WHAT YOU SHOULD DO:
Check each line below for "category" and report how many have it, nothing else.

PROVIDED ENTRIES:
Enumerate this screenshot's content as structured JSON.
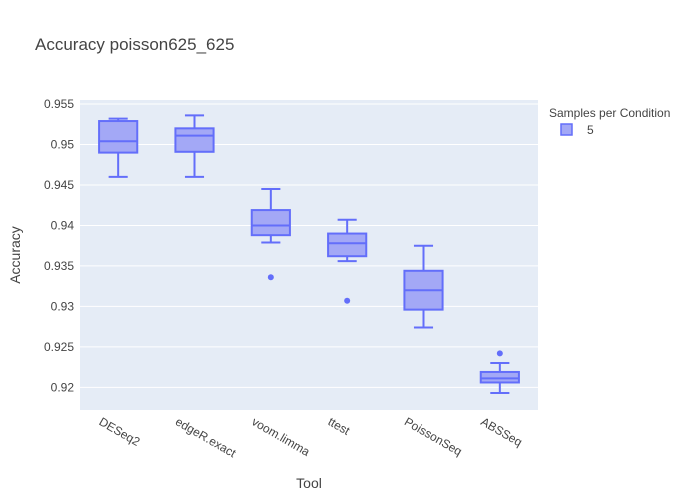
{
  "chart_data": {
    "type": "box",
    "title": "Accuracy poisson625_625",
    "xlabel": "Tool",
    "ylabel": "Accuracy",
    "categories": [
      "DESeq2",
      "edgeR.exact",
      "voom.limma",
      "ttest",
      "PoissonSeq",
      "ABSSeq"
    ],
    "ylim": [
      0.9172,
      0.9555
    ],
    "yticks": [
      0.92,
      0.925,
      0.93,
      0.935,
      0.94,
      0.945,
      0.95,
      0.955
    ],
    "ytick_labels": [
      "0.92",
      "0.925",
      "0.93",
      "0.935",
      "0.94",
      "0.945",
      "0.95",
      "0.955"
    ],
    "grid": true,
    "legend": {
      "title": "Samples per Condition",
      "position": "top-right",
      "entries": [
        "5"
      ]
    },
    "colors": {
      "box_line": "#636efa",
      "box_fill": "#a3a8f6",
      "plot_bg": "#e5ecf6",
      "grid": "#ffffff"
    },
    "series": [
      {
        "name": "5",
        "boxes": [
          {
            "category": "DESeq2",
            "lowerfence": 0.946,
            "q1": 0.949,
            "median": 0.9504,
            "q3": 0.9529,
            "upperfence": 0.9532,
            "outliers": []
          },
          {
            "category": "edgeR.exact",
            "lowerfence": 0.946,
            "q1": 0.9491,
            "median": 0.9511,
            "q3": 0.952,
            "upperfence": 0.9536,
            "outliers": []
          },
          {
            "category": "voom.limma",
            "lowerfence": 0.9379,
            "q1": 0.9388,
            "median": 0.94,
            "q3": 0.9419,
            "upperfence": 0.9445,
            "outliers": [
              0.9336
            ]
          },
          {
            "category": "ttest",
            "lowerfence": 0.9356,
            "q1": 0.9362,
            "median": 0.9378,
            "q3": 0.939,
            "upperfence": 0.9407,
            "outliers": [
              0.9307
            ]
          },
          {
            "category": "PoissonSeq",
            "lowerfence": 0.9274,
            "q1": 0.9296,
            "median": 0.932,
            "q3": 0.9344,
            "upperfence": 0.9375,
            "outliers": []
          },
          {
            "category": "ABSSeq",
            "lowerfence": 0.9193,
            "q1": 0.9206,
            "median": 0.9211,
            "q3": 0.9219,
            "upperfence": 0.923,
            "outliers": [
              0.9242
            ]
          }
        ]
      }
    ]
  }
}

SOLUTION BELOW:
6